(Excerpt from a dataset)

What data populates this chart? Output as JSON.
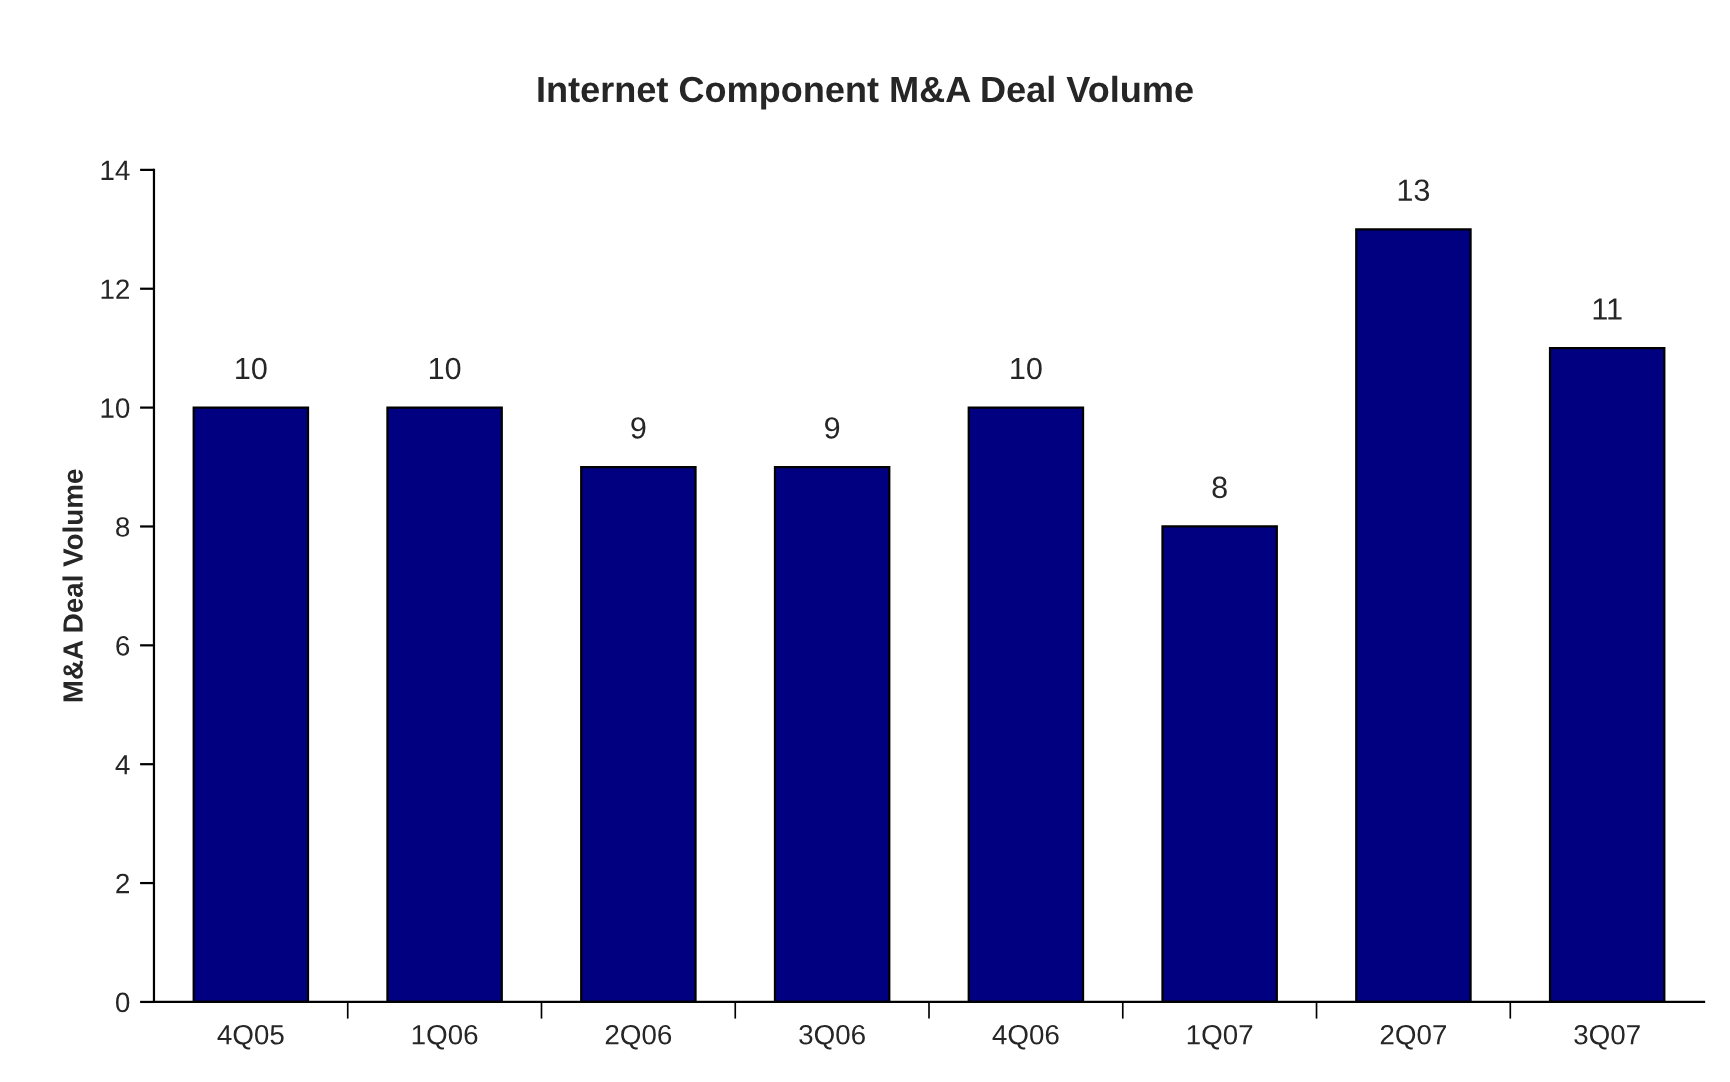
{
  "chart_data": {
    "type": "bar",
    "title": "Internet Component M&A Deal Volume",
    "ylabel": "M&A Deal Volume",
    "categories": [
      "4Q05",
      "1Q06",
      "2Q06",
      "3Q06",
      "4Q06",
      "1Q07",
      "2Q07",
      "3Q07"
    ],
    "values": [
      10,
      10,
      9,
      9,
      10,
      8,
      13,
      11
    ],
    "color": "#000080",
    "ylim": [
      0,
      14
    ],
    "yticks": [
      0,
      2,
      4,
      6,
      8,
      10,
      12,
      14
    ],
    "grid": false,
    "data_labels": true
  }
}
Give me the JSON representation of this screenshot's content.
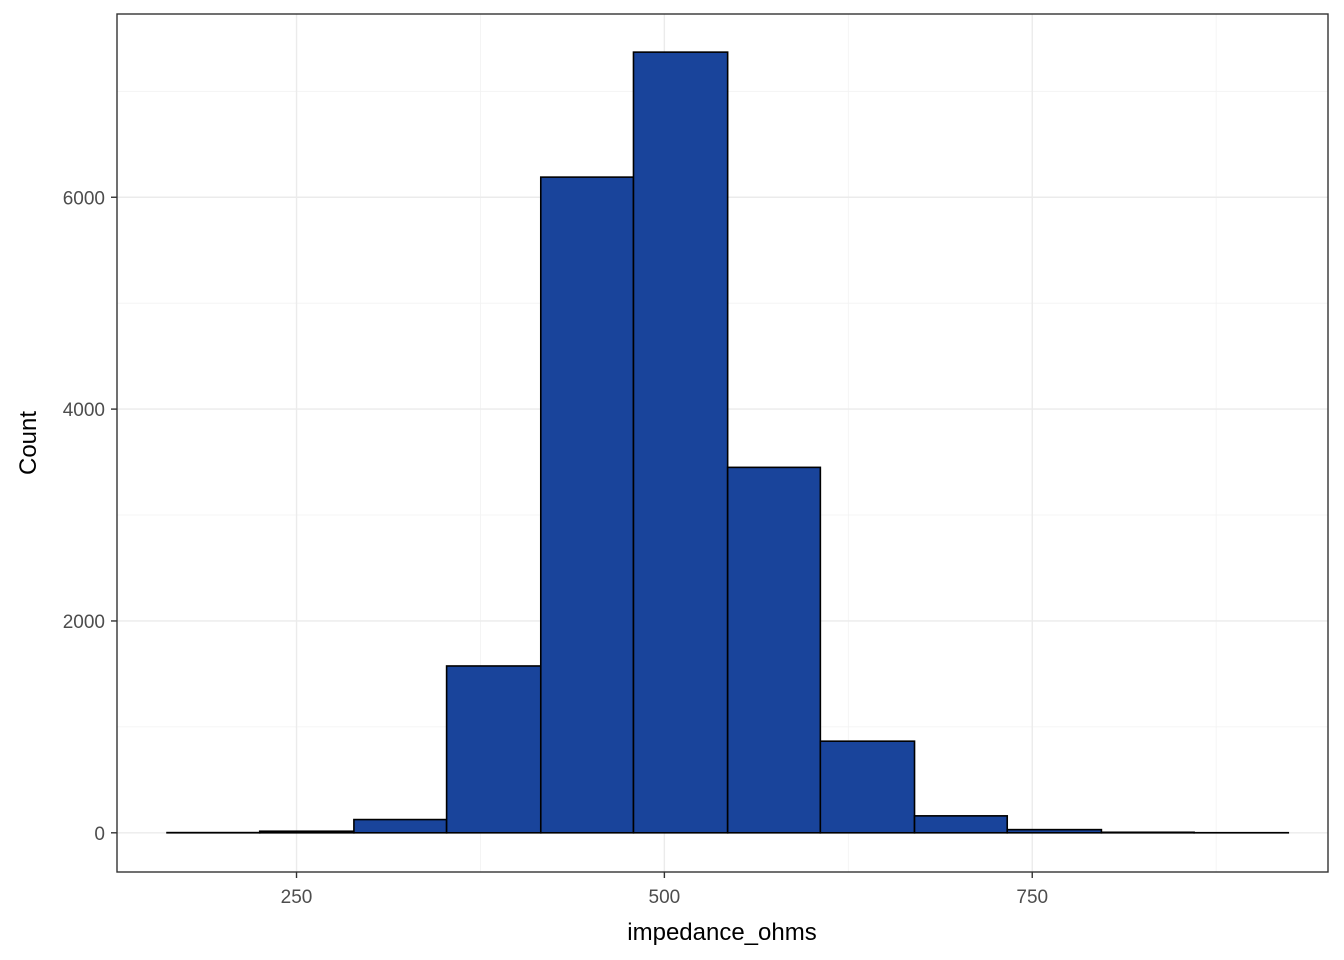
{
  "chart_data": {
    "type": "histogram",
    "xlabel": "impedance_ohms",
    "ylabel": "Count",
    "x_ticks": [
      250,
      500,
      750
    ],
    "y_ticks": [
      0,
      2000,
      4000,
      6000
    ],
    "xlim": [
      128,
      951
    ],
    "ylim": [
      -370,
      7730
    ],
    "bins": [
      {
        "x_start": 162,
        "x_end": 225,
        "count": 2
      },
      {
        "x_start": 225,
        "x_end": 289,
        "count": 15
      },
      {
        "x_start": 289,
        "x_end": 352,
        "count": 125
      },
      {
        "x_start": 352,
        "x_end": 416,
        "count": 1575
      },
      {
        "x_start": 416,
        "x_end": 479,
        "count": 6190
      },
      {
        "x_start": 479,
        "x_end": 543,
        "count": 7370
      },
      {
        "x_start": 543,
        "x_end": 606,
        "count": 3450
      },
      {
        "x_start": 606,
        "x_end": 670,
        "count": 865
      },
      {
        "x_start": 670,
        "x_end": 733,
        "count": 160
      },
      {
        "x_start": 733,
        "x_end": 797,
        "count": 30
      },
      {
        "x_start": 797,
        "x_end": 860,
        "count": 5
      },
      {
        "x_start": 860,
        "x_end": 924,
        "count": 1
      }
    ],
    "bar_fill": "#19449B",
    "bar_outline": "#000000",
    "grid": true,
    "legend": "none",
    "theme": "bw"
  }
}
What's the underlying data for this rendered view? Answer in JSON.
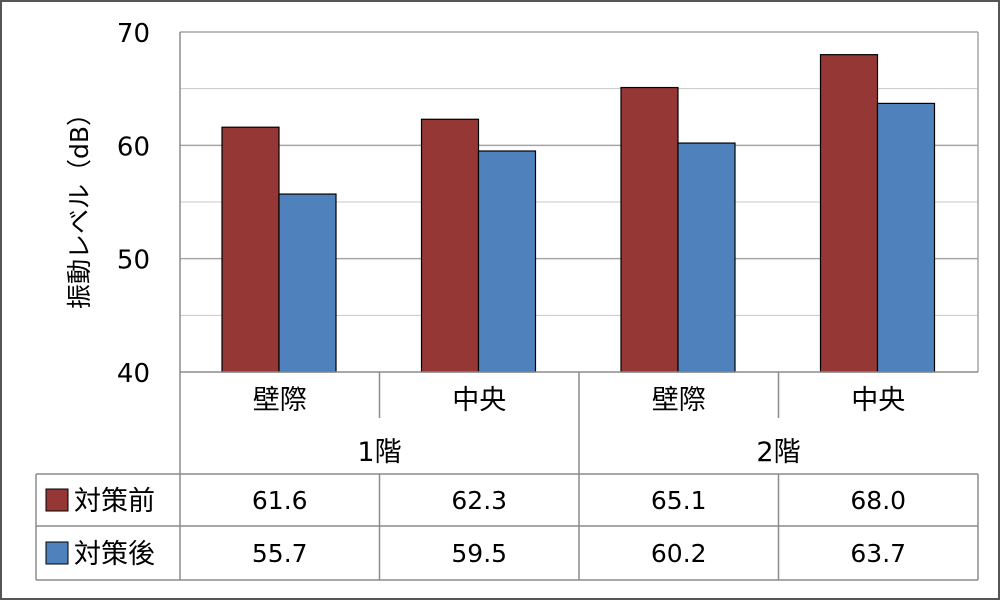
{
  "chart_data": {
    "type": "bar",
    "ylabel": "振動レベル（dB）",
    "ylim": [
      40,
      70
    ],
    "yticks": [
      40,
      50,
      60,
      70
    ],
    "grid": true,
    "groups": [
      {
        "label": "1階",
        "categories": [
          "壁際",
          "中央"
        ]
      },
      {
        "label": "2階",
        "categories": [
          "壁際",
          "中央"
        ]
      }
    ],
    "categories": [
      "壁際",
      "中央",
      "壁際",
      "中央"
    ],
    "series": [
      {
        "name": "対策前",
        "color": "#953735",
        "values": [
          61.6,
          62.3,
          65.1,
          68.0
        ],
        "labels": [
          "61.6",
          "62.3",
          "65.1",
          "68.0"
        ]
      },
      {
        "name": "対策後",
        "color": "#4f81bd",
        "values": [
          55.7,
          59.5,
          60.2,
          63.7
        ],
        "labels": [
          "55.7",
          "59.5",
          "60.2",
          "63.7"
        ]
      }
    ],
    "legend": "data-table"
  }
}
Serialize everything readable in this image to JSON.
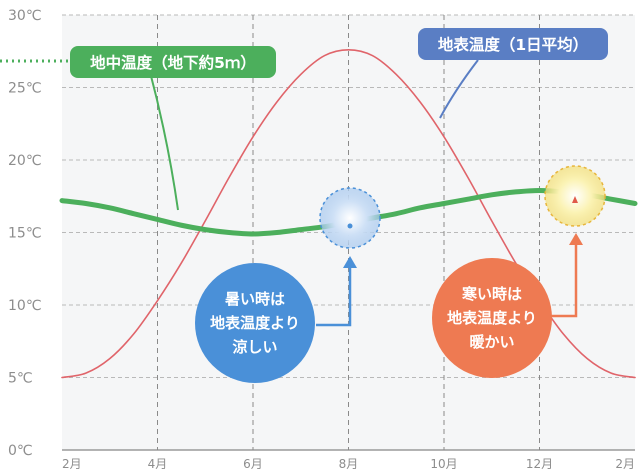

> **Exercise goal**: Reproduce the full listing above verbatim, with no pictures included.

> **Solution**:
What data populates this chart? Output as JSON.
{
  "chart_data": {
    "type": "bar",
    "title": "Internet Component M&A Deal Volume",
    "ylabel": "M&A Deal Volume",
    "categories": [
      "4Q05",
      "1Q06",
      "2Q06",
      "3Q06",
      "4Q06",
      "1Q07",
      "2Q07",
      "3Q07"
    ],
    "values": [
      10,
      10,
      9,
      9,
      10,
      8,
      13,
      11
    ],
    "color": "#000080",
    "ylim": [
      0,
      14
    ],
    "yticks": [
      0,
      2,
      4,
      6,
      8,
      10,
      12,
      14
    ],
    "grid": false,
    "data_labels": true
  }
}
Give me the JSON representation of this screenshot's content.
{
  "chart_data": {
    "type": "histogram",
    "xlabel": "impedance_ohms",
    "ylabel": "Count",
    "x_ticks": [
      250,
      500,
      750
    ],
    "y_ticks": [
      0,
      2000,
      4000,
      6000
    ],
    "xlim": [
      128,
      951
    ],
    "ylim": [
      -370,
      7730
    ],
    "bins": [
      {
        "x_start": 162,
        "x_end": 225,
        "count": 2
      },
      {
        "x_start": 225,
        "x_end": 289,
        "count": 15
      },
      {
        "x_start": 289,
        "x_end": 352,
        "count": 125
      },
      {
        "x_start": 352,
        "x_end": 416,
        "count": 1575
      },
      {
        "x_start": 416,
        "x_end": 479,
        "count": 6190
      },
      {
        "x_start": 479,
        "x_end": 543,
        "count": 7370
      },
      {
        "x_start": 543,
        "x_end": 606,
        "count": 3450
      },
      {
        "x_start": 606,
        "x_end": 670,
        "count": 865
      },
      {
        "x_start": 670,
        "x_end": 733,
        "count": 160
      },
      {
        "x_start": 733,
        "x_end": 797,
        "count": 30
      },
      {
        "x_start": 797,
        "x_end": 860,
        "count": 5
      },
      {
        "x_start": 860,
        "x_end": 924,
        "count": 1
      }
    ],
    "bar_fill": "#19449B",
    "bar_outline": "#000000",
    "grid": true,
    "legend": "none",
    "theme": "bw"
  }
}
What's the underlying data for this rendered view? Answer in JSON.
{
  "chart_data": {
    "type": "bar",
    "ylabel": "振動レベル（dB）",
    "ylim": [
      40,
      70
    ],
    "yticks": [
      40,
      50,
      60,
      70
    ],
    "grid": true,
    "groups": [
      {
        "label": "1階",
        "categories": [
          "壁際",
          "中央"
        ]
      },
      {
        "label": "2階",
        "categories": [
          "壁際",
          "中央"
        ]
      }
    ],
    "categories": [
      "壁際",
      "中央",
      "壁際",
      "中央"
    ],
    "series": [
      {
        "name": "対策前",
        "color": "#953735",
        "values": [
          61.6,
          62.3,
          65.1,
          68.0
        ],
        "labels": [
          "61.6",
          "62.3",
          "65.1",
          "68.0"
        ]
      },
      {
        "name": "対策後",
        "color": "#4f81bd",
        "values": [
          55.7,
          59.5,
          60.2,
          63.7
        ],
        "labels": [
          "55.7",
          "59.5",
          "60.2",
          "63.7"
        ]
      }
    ],
    "legend": "data-table"
  }
}
Serialize everything readable in this image to JSON.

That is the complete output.